Problem requirements =
Can you give all the records again without altering a single character?

Items =

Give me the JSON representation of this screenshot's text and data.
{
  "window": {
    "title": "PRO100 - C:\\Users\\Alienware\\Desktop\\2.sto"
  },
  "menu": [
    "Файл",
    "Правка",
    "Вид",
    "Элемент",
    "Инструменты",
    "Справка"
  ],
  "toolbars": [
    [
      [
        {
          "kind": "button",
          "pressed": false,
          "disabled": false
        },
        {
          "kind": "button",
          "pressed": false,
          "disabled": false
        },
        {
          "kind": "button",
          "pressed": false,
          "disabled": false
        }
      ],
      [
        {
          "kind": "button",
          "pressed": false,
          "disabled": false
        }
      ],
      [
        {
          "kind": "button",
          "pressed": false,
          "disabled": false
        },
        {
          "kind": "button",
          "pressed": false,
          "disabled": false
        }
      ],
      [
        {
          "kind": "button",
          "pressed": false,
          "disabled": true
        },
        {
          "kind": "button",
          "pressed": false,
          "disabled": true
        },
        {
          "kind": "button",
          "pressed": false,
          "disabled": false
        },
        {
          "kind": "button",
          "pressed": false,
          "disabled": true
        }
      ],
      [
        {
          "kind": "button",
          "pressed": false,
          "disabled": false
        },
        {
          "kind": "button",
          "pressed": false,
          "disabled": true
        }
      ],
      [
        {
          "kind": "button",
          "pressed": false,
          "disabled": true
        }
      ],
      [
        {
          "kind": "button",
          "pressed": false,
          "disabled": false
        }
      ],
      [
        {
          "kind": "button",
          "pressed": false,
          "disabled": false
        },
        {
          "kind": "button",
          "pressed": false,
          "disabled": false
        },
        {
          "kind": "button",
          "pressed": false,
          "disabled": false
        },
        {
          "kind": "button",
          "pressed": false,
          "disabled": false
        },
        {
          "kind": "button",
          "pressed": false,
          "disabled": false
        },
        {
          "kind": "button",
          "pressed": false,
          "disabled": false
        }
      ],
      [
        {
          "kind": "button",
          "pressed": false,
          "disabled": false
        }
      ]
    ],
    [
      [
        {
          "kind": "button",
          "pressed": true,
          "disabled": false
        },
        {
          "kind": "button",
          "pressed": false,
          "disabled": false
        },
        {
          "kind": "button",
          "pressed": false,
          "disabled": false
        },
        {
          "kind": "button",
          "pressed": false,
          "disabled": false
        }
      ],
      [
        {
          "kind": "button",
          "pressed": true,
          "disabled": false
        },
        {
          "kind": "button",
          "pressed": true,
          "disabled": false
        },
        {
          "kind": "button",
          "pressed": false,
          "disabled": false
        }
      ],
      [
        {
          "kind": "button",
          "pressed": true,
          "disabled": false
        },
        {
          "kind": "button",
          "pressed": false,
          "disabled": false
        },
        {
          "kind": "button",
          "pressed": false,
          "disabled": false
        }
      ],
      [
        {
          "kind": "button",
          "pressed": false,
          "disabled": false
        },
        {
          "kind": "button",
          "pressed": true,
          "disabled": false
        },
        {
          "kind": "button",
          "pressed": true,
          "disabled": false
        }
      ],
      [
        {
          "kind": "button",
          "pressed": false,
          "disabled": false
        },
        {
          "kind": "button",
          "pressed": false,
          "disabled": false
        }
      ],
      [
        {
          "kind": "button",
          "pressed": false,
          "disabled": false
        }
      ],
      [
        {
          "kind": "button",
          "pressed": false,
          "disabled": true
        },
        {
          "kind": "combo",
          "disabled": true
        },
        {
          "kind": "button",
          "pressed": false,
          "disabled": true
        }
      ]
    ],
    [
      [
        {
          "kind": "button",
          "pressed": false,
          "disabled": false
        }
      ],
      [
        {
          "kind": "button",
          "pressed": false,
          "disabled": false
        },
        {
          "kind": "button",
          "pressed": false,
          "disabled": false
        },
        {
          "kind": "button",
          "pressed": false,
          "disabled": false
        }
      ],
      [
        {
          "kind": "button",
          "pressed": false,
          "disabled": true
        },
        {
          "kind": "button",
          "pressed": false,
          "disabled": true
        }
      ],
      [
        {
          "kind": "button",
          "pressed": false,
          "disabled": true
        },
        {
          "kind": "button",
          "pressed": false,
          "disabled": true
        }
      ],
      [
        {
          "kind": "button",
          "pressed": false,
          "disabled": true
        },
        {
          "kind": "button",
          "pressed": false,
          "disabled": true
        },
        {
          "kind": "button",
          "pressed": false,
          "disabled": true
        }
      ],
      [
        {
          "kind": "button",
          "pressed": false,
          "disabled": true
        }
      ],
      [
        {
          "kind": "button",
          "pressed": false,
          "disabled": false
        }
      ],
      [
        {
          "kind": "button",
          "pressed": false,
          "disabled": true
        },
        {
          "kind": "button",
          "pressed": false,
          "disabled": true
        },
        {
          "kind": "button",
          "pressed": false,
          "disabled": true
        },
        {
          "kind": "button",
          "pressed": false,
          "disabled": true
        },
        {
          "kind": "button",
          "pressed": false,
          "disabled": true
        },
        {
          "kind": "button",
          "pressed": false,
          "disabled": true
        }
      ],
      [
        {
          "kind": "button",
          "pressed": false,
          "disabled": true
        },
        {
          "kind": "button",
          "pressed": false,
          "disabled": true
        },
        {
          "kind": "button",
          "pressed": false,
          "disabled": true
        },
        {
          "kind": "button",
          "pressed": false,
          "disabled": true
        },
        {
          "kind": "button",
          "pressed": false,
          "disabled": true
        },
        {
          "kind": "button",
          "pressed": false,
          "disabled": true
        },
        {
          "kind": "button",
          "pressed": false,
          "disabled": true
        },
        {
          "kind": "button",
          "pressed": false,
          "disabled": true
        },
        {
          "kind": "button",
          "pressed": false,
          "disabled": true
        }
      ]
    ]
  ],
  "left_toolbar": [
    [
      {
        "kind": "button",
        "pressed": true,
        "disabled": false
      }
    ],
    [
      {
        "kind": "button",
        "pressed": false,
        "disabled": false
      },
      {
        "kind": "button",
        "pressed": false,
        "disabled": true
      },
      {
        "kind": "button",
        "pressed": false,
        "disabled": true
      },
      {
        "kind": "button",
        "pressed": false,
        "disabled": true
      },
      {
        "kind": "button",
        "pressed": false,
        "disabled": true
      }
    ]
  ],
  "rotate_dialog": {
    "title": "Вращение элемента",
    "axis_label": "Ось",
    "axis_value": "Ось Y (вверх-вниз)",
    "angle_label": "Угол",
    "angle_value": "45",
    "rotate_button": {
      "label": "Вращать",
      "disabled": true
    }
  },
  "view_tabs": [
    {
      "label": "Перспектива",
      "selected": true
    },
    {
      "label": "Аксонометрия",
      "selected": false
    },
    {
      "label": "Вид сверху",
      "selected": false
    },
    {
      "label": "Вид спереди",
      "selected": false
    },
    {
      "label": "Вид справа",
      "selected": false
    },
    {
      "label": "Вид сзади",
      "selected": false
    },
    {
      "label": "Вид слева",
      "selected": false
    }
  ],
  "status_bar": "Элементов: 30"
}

Response =
Give me the JSON representation of this screenshot's text and data.
{
  "window": {
    "title": "PRO100 - C:\\Users\\Alienware\\Desktop\\2.sto"
  },
  "menu": [
    "Файл",
    "Правка",
    "Вид",
    "Элемент",
    "Инструменты",
    "Справка"
  ],
  "toolbars": [
    [
      [
        {
          "kind": "button",
          "pressed": false,
          "disabled": false
        },
        {
          "kind": "button",
          "pressed": false,
          "disabled": false
        },
        {
          "kind": "button",
          "pressed": false,
          "disabled": false
        }
      ],
      [
        {
          "kind": "button",
          "pressed": false,
          "disabled": false
        }
      ],
      [
        {
          "kind": "button",
          "pressed": false,
          "disabled": false
        },
        {
          "kind": "button",
          "pressed": false,
          "disabled": false
        }
      ],
      [
        {
          "kind": "button",
          "pressed": false,
          "disabled": true
        },
        {
          "kind": "button",
          "pressed": false,
          "disabled": true
        },
        {
          "kind": "button",
          "pressed": false,
          "disabled": false
        },
        {
          "kind": "button",
          "pressed": false,
          "disabled": true
        }
      ],
      [
        {
          "kind": "button",
          "pressed": false,
          "disabled": false
        },
        {
          "kind": "button",
          "pressed": false,
          "disabled": true
        }
      ],
      [
        {
          "kind": "button",
          "pressed": false,
          "disabled": true
        }
      ],
      [
        {
          "kind": "button",
          "pressed": false,
          "disabled": false
        }
      ],
      [
        {
          "kind": "button",
          "pressed": false,
          "disabled": false
        },
        {
          "kind": "button",
          "pressed": false,
          "disabled": false
        },
        {
          "kind": "button",
          "pressed": false,
          "disabled": false
        },
        {
          "kind": "button",
          "pressed": false,
          "disabled": false
        },
        {
          "kind": "button",
          "pressed": false,
          "disabled": false
        },
        {
          "kind": "button",
          "pressed": false,
          "disabled": false
        }
      ],
      [
        {
          "kind": "button",
          "pressed": false,
          "disabled": false
        }
      ]
    ],
    [
      [
        {
          "kind": "button",
          "pressed": true,
          "disabled": false
        },
        {
          "kind": "button",
          "pressed": false,
          "disabled": false
        },
        {
          "kind": "button",
          "pressed": false,
          "disabled": false
        },
        {
          "kind": "button",
          "pressed": false,
          "disabled": false
        }
      ],
      [
        {
          "kind": "button",
          "pressed": true,
          "disabled": false
        },
        {
          "kind": "button",
          "pressed": true,
          "disabled": false
        },
        {
          "kind": "button",
          "pressed": false,
          "disabled": false
        }
      ],
      [
        {
          "kind": "button",
          "pressed": true,
          "disabled": false
        },
        {
          "kind": "button",
          "pressed": false,
          "disabled": false
        },
        {
          "kind": "button",
          "pressed": false,
          "disabled": false
        }
      ],
      [
        {
          "kind": "button",
          "pressed": false,
          "disabled": false
        },
        {
          "kind": "button",
          "pressed": true,
          "disabled": false
        },
        {
          "kind": "button",
          "pressed": true,
          "disabled": false
        }
      ],
      [
        {
          "kind": "button",
          "pressed": false,
          "disabled": false
        },
        {
          "kind": "button",
          "pressed": false,
          "disabled": false
        }
      ],
      [
        {
          "kind": "button",
          "pressed": false,
          "disabled": false
        }
      ],
      [
        {
          "kind": "button",
          "pressed": false,
          "disabled": true
        },
        {
          "kind": "combo",
          "disabled": true
        },
        {
          "kind": "button",
          "pressed": false,
          "disabled": true
        }
      ]
    ],
    [
      [
        {
          "kind": "button",
          "pressed": false,
          "disabled": false
        }
      ],
      [
        {
          "kind": "button",
          "pressed": false,
          "disabled": false
        },
        {
          "kind": "button",
          "pressed": false,
          "disabled": false
        },
        {
          "kind": "button",
          "pressed": false,
          "disabled": false
        }
      ],
      [
        {
          "kind": "button",
          "pressed": false,
          "disabled": true
        },
        {
          "kind": "button",
          "pressed": false,
          "disabled": true
        }
      ],
      [
        {
          "kind": "button",
          "pressed": false,
          "disabled": true
        },
        {
          "kind": "button",
          "pressed": false,
          "disabled": true
        }
      ],
      [
        {
          "kind": "button",
          "pressed": false,
          "disabled": true
        },
        {
          "kind": "button",
          "pressed": false,
          "disabled": true
        },
        {
          "kind": "button",
          "pressed": false,
          "disabled": true
        }
      ],
      [
        {
          "kind": "button",
          "pressed": false,
          "disabled": true
        }
      ],
      [
        {
          "kind": "button",
          "pressed": false,
          "disabled": false
        }
      ],
      [
        {
          "kind": "button",
          "pressed": false,
          "disabled": true
        },
        {
          "kind": "button",
          "pressed": false,
          "disabled": true
        },
        {
          "kind": "button",
          "pressed": false,
          "disabled": true
        },
        {
          "kind": "button",
          "pressed": false,
          "disabled": true
        },
        {
          "kind": "button",
          "pressed": false,
          "disabled": true
        },
        {
          "kind": "button",
          "pressed": false,
          "disabled": true
        }
      ],
      [
        {
          "kind": "button",
          "pressed": false,
          "disabled": true
        },
        {
          "kind": "button",
          "pressed": false,
          "disabled": true
        },
        {
          "kind": "button",
          "pressed": false,
          "disabled": true
        },
        {
          "kind": "button",
          "pressed": false,
          "disabled": true
        },
        {
          "kind": "button",
          "pressed": false,
          "disabled": true
        },
        {
          "kind": "button",
          "pressed": false,
          "disabled": true
        },
        {
          "kind": "button",
          "pressed": false,
          "disabled": true
        },
        {
          "kind": "button",
          "pressed": false,
          "disabled": true
        },
        {
          "kind": "button",
          "pressed": false,
          "disabled": true
        }
      ]
    ]
  ],
  "left_toolbar": [
    [
      {
        "kind": "button",
        "pressed": true,
        "disabled": false
      }
    ],
    [
      {
        "kind": "button",
        "pressed": false,
        "disabled": false
      },
      {
        "kind": "button",
        "pressed": false,
        "disabled": true
      },
      {
        "kind": "button",
        "pressed": false,
        "disabled": true
      },
      {
        "kind": "button",
        "pressed": false,
        "disabled": true
      },
      {
        "kind": "button",
        "pressed": false,
        "disabled": true
      }
    ]
  ],
  "rotate_dialog": {
    "title": "Вращение элемента",
    "axis_label": "Ось",
    "axis_value": "Ось Y (вверх-вниз)",
    "angle_label": "Угол",
    "angle_value": "45",
    "rotate_button": {
      "label": "Вращать",
      "disabled": true
    }
  },
  "view_tabs": [
    {
      "label": "Перспектива",
      "selected": true
    },
    {
      "label": "Аксонометрия",
      "selected": false
    },
    {
      "label": "Вид сверху",
      "selected": false
    },
    {
      "label": "Вид спереди",
      "selected": false
    },
    {
      "label": "Вид справа",
      "selected": false
    },
    {
      "label": "Вид сзади",
      "selected": false
    },
    {
      "label": "Вид слева",
      "selected": false
    }
  ],
  "status_bar": "Элементов: 30"
}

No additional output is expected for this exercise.